-- start STORED RECORDS --

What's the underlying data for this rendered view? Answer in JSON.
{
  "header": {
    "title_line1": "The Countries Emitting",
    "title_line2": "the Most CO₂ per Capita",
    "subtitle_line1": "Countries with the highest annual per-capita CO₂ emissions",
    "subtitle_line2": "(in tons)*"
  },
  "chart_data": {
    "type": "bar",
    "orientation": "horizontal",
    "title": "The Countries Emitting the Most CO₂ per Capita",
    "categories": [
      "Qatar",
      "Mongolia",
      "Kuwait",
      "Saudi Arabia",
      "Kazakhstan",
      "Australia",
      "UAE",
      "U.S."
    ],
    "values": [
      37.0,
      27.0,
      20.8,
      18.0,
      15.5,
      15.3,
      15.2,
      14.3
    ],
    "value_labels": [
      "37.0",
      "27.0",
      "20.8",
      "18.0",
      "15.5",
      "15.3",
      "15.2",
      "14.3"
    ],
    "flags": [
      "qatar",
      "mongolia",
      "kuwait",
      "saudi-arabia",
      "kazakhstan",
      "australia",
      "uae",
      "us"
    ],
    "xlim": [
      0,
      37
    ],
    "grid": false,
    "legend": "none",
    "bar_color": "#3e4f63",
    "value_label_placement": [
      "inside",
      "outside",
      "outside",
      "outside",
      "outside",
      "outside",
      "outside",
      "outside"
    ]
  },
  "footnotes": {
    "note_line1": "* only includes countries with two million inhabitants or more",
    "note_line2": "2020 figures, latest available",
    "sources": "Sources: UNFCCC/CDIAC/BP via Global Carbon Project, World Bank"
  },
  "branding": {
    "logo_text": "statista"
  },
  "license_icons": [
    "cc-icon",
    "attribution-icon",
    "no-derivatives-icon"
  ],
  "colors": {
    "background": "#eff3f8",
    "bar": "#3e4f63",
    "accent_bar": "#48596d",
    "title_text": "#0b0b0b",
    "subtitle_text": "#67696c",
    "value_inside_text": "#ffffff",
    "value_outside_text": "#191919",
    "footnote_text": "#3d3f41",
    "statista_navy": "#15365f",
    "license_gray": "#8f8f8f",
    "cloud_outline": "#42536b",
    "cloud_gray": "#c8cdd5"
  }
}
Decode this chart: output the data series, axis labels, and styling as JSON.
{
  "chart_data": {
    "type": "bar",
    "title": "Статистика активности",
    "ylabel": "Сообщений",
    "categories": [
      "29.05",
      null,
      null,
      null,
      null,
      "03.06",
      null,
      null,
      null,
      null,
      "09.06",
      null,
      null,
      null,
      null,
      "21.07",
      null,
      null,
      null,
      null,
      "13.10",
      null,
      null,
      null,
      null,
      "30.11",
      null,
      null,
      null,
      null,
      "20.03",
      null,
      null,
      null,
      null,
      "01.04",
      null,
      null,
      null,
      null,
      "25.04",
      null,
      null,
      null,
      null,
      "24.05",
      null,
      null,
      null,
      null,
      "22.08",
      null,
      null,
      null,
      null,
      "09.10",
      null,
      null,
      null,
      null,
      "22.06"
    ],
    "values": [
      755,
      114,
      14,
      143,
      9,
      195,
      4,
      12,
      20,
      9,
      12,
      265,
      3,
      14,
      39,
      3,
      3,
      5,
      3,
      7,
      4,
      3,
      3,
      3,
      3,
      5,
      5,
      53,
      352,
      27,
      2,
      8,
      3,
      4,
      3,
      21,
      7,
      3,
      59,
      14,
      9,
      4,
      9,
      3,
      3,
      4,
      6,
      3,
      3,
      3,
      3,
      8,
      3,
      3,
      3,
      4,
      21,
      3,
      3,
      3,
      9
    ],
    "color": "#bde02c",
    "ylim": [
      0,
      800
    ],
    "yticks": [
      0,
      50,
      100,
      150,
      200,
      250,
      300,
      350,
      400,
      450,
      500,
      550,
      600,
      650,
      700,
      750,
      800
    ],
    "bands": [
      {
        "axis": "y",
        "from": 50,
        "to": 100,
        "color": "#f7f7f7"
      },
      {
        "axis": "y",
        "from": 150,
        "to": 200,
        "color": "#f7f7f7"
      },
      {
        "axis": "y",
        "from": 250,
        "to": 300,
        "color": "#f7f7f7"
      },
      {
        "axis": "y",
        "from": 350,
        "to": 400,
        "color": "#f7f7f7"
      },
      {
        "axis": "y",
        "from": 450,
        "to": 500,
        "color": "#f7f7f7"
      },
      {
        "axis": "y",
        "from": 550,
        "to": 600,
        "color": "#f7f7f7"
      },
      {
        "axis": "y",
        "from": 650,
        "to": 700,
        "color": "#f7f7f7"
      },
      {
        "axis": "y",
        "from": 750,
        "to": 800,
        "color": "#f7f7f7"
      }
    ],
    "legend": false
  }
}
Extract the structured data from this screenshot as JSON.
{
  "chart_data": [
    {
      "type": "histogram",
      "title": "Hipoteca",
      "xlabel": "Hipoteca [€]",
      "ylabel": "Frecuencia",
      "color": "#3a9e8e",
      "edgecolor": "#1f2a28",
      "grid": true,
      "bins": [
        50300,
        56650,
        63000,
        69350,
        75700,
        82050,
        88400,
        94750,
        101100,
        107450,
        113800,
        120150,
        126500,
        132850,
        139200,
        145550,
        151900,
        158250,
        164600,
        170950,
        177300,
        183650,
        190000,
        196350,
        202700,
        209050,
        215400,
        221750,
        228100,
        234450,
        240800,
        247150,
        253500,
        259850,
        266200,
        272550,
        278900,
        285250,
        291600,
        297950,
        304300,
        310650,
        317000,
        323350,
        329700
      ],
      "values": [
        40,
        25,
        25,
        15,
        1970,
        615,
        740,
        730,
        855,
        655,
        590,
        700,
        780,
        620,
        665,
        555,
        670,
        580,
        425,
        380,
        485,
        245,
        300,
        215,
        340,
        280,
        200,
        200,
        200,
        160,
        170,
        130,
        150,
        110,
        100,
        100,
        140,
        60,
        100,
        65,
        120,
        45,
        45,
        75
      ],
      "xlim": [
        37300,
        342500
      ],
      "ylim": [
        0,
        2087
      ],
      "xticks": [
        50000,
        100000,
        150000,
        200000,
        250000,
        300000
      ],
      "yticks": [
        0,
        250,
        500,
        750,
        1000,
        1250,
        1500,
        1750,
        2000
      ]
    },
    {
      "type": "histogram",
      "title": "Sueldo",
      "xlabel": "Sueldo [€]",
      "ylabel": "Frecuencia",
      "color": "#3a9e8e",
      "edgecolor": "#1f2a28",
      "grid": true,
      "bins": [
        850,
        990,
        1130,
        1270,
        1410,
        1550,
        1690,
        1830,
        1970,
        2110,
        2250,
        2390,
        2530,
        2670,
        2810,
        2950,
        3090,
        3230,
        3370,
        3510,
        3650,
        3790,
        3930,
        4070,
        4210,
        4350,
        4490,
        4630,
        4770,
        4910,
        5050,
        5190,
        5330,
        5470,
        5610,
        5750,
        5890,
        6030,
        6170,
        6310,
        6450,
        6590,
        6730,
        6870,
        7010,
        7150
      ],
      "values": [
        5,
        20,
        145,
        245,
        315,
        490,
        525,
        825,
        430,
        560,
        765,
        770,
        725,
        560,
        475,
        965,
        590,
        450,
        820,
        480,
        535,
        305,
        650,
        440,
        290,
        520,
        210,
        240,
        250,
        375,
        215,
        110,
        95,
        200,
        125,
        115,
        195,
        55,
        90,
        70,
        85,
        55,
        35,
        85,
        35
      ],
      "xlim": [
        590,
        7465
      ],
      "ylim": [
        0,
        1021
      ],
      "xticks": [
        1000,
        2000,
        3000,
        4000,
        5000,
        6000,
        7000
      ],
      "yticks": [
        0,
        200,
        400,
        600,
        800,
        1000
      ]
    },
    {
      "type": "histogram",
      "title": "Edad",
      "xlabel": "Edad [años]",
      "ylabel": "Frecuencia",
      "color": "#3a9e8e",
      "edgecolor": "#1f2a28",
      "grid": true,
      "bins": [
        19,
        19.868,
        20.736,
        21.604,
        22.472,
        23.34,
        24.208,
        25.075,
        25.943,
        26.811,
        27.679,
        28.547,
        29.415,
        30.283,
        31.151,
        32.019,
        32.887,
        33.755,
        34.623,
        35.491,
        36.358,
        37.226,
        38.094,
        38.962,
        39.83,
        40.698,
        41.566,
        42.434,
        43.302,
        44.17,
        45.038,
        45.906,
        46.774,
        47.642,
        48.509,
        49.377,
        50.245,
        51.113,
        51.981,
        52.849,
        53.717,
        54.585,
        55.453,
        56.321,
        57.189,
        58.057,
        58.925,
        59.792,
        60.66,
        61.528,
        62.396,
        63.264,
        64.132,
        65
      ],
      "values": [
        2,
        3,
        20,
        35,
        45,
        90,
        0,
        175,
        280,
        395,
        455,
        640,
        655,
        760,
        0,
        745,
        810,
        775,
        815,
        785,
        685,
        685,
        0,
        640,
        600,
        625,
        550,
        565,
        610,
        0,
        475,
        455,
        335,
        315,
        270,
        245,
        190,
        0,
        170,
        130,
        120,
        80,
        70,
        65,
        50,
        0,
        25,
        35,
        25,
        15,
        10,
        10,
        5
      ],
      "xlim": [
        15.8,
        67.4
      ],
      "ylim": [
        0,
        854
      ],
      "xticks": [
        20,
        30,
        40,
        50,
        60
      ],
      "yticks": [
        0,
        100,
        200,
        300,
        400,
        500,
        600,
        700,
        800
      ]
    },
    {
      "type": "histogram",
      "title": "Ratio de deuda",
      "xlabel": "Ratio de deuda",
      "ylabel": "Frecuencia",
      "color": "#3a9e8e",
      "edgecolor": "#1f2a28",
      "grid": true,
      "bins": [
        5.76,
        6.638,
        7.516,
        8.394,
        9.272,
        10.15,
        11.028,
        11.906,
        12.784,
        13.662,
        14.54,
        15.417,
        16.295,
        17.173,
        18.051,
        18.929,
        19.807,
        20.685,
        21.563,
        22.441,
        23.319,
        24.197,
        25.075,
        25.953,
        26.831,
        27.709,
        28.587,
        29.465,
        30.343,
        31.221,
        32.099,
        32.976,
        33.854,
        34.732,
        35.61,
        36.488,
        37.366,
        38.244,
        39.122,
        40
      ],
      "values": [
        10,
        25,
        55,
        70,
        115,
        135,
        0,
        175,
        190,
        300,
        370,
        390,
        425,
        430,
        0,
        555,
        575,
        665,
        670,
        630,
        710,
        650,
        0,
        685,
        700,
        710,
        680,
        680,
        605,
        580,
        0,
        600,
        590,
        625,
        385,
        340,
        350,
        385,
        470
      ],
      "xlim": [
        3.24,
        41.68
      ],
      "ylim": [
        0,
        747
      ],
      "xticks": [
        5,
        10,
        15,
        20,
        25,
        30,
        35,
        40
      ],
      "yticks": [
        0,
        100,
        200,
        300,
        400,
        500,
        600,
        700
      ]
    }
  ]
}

-- end STORED RECORDS --

*REQUIREMENTS*
Where a line above contains the string "Ratio", copy that line.

*SOLUTION*
      "title": "Ratio de deuda",
      "xlabel": "Ratio de deuda",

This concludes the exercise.